* **PROVIDED RECORDS**
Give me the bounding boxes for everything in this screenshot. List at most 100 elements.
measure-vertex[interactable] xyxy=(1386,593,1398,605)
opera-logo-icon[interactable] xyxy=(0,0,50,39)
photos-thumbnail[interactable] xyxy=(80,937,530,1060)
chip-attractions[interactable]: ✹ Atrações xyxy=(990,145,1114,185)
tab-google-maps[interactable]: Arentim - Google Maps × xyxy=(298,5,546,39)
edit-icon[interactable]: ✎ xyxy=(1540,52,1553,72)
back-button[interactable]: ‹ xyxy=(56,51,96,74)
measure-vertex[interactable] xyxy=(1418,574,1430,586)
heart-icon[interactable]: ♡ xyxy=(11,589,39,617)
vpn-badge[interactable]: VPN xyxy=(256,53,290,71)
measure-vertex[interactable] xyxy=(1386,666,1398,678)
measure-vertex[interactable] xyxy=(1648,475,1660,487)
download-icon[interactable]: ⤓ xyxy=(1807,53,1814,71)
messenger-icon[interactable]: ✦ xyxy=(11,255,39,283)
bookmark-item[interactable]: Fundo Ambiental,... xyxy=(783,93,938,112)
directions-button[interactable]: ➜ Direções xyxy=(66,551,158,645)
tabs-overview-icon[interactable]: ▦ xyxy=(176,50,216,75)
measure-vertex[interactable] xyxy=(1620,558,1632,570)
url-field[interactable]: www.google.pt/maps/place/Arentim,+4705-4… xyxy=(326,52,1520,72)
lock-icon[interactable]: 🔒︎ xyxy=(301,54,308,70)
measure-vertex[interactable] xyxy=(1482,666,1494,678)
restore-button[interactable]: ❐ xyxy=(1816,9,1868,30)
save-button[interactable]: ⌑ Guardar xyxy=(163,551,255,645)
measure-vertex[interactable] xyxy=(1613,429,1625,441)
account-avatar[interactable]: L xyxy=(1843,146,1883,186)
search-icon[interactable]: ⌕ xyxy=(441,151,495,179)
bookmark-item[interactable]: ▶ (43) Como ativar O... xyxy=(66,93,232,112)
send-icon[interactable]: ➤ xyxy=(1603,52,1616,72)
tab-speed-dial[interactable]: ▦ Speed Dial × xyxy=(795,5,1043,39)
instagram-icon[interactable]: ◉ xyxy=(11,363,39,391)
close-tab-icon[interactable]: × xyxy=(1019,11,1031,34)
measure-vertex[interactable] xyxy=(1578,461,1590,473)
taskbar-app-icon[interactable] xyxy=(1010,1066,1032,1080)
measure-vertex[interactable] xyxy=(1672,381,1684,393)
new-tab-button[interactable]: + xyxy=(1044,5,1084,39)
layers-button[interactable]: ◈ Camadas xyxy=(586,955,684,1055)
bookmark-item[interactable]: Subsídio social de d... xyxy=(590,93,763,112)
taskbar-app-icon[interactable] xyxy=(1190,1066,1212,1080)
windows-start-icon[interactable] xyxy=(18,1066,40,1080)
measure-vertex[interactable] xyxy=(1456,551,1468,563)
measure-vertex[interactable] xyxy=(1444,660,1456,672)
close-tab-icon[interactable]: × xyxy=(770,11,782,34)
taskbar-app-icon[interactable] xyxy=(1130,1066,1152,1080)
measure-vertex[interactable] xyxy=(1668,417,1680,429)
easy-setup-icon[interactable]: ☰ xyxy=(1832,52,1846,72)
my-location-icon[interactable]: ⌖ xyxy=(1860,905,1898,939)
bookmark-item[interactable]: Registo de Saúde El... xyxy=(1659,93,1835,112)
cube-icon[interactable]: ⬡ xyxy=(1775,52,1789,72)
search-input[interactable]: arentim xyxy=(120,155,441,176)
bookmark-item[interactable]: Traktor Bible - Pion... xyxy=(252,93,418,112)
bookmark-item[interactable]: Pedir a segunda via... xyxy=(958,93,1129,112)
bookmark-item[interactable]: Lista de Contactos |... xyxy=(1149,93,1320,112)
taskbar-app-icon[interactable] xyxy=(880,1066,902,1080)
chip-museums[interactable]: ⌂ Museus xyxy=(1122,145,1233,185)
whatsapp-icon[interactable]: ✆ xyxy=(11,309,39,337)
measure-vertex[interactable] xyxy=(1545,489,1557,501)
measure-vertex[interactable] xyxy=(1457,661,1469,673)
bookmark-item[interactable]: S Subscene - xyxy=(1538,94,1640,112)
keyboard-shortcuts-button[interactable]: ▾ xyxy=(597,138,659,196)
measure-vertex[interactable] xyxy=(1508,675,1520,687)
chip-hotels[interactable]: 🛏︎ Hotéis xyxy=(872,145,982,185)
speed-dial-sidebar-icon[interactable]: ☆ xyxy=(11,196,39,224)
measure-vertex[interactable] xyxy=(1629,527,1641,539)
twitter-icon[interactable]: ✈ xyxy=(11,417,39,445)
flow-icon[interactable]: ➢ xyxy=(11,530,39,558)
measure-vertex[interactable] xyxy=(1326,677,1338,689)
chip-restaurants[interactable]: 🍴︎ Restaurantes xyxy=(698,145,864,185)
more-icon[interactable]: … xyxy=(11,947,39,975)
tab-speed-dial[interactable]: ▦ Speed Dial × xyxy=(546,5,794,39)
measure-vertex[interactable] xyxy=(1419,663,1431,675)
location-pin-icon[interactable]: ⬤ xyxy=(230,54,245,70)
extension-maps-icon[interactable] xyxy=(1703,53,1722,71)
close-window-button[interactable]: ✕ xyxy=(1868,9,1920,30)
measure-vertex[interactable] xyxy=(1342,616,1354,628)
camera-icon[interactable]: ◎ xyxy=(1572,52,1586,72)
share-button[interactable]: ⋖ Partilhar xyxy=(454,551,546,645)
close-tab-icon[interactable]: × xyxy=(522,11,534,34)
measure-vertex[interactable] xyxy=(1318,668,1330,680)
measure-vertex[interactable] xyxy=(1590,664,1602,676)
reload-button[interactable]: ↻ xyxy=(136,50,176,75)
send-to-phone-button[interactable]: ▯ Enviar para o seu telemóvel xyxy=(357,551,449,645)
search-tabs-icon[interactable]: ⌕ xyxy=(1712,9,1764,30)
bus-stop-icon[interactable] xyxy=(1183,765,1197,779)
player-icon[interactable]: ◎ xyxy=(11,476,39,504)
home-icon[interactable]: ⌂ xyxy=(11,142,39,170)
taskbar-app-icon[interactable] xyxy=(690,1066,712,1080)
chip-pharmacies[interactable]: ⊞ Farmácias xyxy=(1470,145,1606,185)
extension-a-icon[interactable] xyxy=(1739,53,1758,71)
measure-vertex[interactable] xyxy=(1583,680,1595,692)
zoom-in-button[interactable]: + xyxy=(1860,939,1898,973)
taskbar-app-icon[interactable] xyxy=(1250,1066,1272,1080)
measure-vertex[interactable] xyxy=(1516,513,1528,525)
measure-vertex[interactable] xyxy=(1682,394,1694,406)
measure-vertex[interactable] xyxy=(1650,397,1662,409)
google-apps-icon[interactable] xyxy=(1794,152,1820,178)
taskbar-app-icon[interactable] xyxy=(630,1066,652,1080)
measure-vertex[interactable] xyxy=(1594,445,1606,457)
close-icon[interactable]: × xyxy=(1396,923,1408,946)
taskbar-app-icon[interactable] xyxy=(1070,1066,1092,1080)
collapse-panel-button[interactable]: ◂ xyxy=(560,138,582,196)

* **EXERCISE**
Put each line of the data above, from the first one through the line containing "measure-vertex[interactable] xyxy=(1482,666,1494,678)", into a Markdown table with the columns Row and Line. Number the rows and skip any blank lines.

* **COMPLETE ANSWER**
| Row | Line |
|---|---|
| 1 | Give me the bounding boxes for everything in this screenshot. List at most 100 elements. |
| 2 | measure-vertex[interactable] xyxy=(1386,593,1398,605) |
| 3 | opera-logo-icon[interactable] xyxy=(0,0,50,39) |
| 4 | photos-thumbnail[interactable] xyxy=(80,937,530,1060) |
| 5 | chip-attractions[interactable]: ✹ Atrações xyxy=(990,145,1114,185) |
| 6 | tab-google-maps[interactable]: Arentim - Google Maps × xyxy=(298,5,546,39) |
| 7 | edit-icon[interactable]: ✎ xyxy=(1540,52,1553,72) |
| 8 | back-button[interactable]: ‹ xyxy=(56,51,96,74) |
| 9 | measure-vertex[interactable] xyxy=(1418,574,1430,586) |
| 10 | heart-icon[interactable]: ♡ xyxy=(11,589,39,617) |
| 11 | vpn-badge[interactable]: VPN xyxy=(256,53,290,71) |
| 12 | measure-vertex[interactable] xyxy=(1386,666,1398,678) |
| 13 | measure-vertex[interactable] xyxy=(1648,475,1660,487) |
| 14 | download-icon[interactable]: ⤓ xyxy=(1807,53,1814,71) |
| 15 | messenger-icon[interactable]: ✦ xyxy=(11,255,39,283) |
| 16 | bookmark-item[interactable]: Fundo Ambiental,... xyxy=(783,93,938,112) |
| 17 | directions-button[interactable]: ➜ Direções xyxy=(66,551,158,645) |
| 18 | tabs-overview-icon[interactable]: ▦ xyxy=(176,50,216,75) |
| 19 | measure-vertex[interactable] xyxy=(1620,558,1632,570) |
| 20 | url-field[interactable]: www.google.pt/maps/place/Arentim,+4705-4… xyxy=(326,52,1520,72) |
| 21 | lock-icon[interactable]: 🔒︎ xyxy=(301,54,308,70) |
| 22 | measure-vertex[interactable] xyxy=(1482,666,1494,678) |